* Problem
Transcribe each entry below exactly. Pictures do not go in the copy.

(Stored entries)
-=-=-

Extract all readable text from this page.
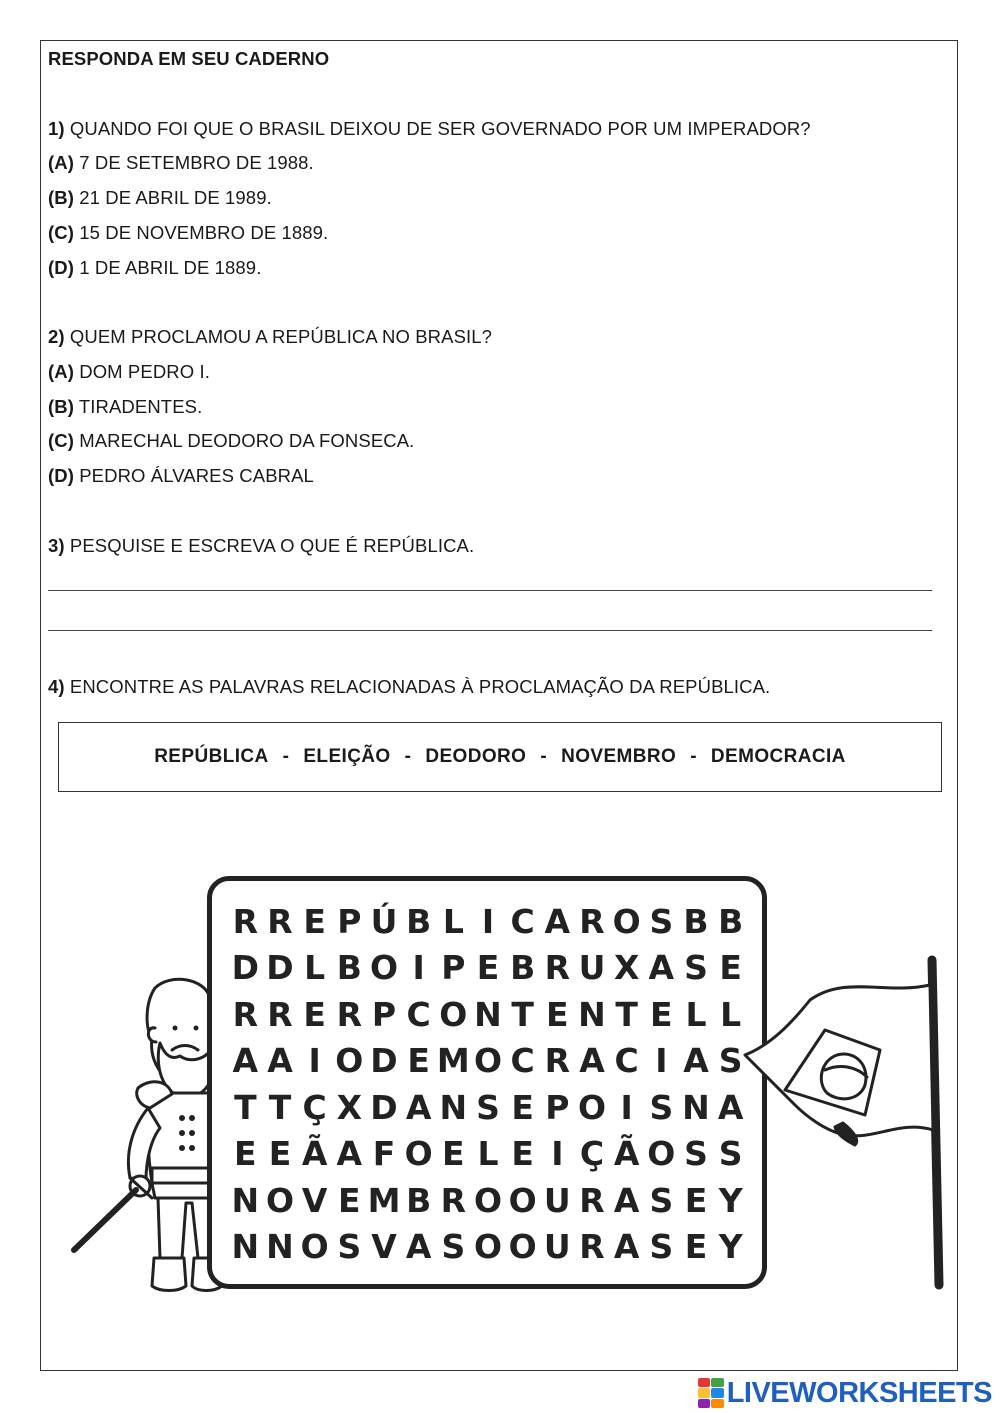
RESPONDA EM SEU CADERNO
1) QUANDO FOI QUE O BRASIL DEIXOU DE SER GOVERNADO POR UM IMPERADOR?
(A) 7 DE SETEMBRO DE 1988.
(B) 21 DE ABRIL DE 1989.
(C) 15 DE NOVEMBRO DE 1889.
(D) 1 DE ABRIL DE 1889.
2) QUEM PROCLAMOU A REPÚBLICA NO BRASIL?
(A) DOM PEDRO I.
(B) TIRADENTES.
(C) MARECHAL DEODORO DA FONSECA.
(D) PEDRO ÁLVARES CABRAL
3) PESQUISE E ESCREVA O QUE É REPÚBLICA.
4) ENCONTRE AS PALAVRAS RELACIONADAS À PROCLAMAÇÃO DA REPÚBLICA.
REPÚBLICA - ELEIÇÃO - DEODORO - NOVEMBRO - DEMOCRACIA
R R E P Ú B L I C A R O S B B
D D L B O I P E B R U X A S E
R R E R P C O N T E N T E L L
A A I O D E M O C R A C I A S
T T Ç X D A N S E P O I S N A
E E Ã A F O E L E I Ç Ã O S S
N O V E M B R O O U R A S E Y
N N O S V A S O O U R A S E Y
LIVEWORKSHEETS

-=-=-

* Correct response
Extract all readable text from this page.
RESPONDA EM SEU CADERNO
1) QUANDO FOI QUE O BRASIL DEIXOU DE SER GOVERNADO POR UM IMPERADOR?
(A) 7 DE SETEMBRO DE 1988.
(B) 21 DE ABRIL DE 1989.
(C) 15 DE NOVEMBRO DE 1889.
(D) 1 DE ABRIL DE 1889.
2) QUEM PROCLAMOU A REPÚBLICA NO BRASIL?
(A) DOM PEDRO I.
(B) TIRADENTES.
(C) MARECHAL DEODORO DA FONSECA.
(D) PEDRO ÁLVARES CABRAL
3) PESQUISE E ESCREVA O QUE É REPÚBLICA.
4) ENCONTRE AS PALAVRAS RELACIONADAS À PROCLAMAÇÃO DA REPÚBLICA.
REPÚBLICA - ELEIÇÃO - DEODORO - NOVEMBRO - DEMOCRACIA
R R E P Ú B L I C A R O S B B
D D L B O I P E B R U X A S E
R R E R P C O N T E N T E L L
A A I O D E M O C R A C I A S
T T Ç X D A N S E P O I S N A
E E Ã A F O E L E I Ç Ã O S S
N O V E M B R O O U R A S E Y
N N O S V A S O O U R A S E Y
LIVEWORKSHEETS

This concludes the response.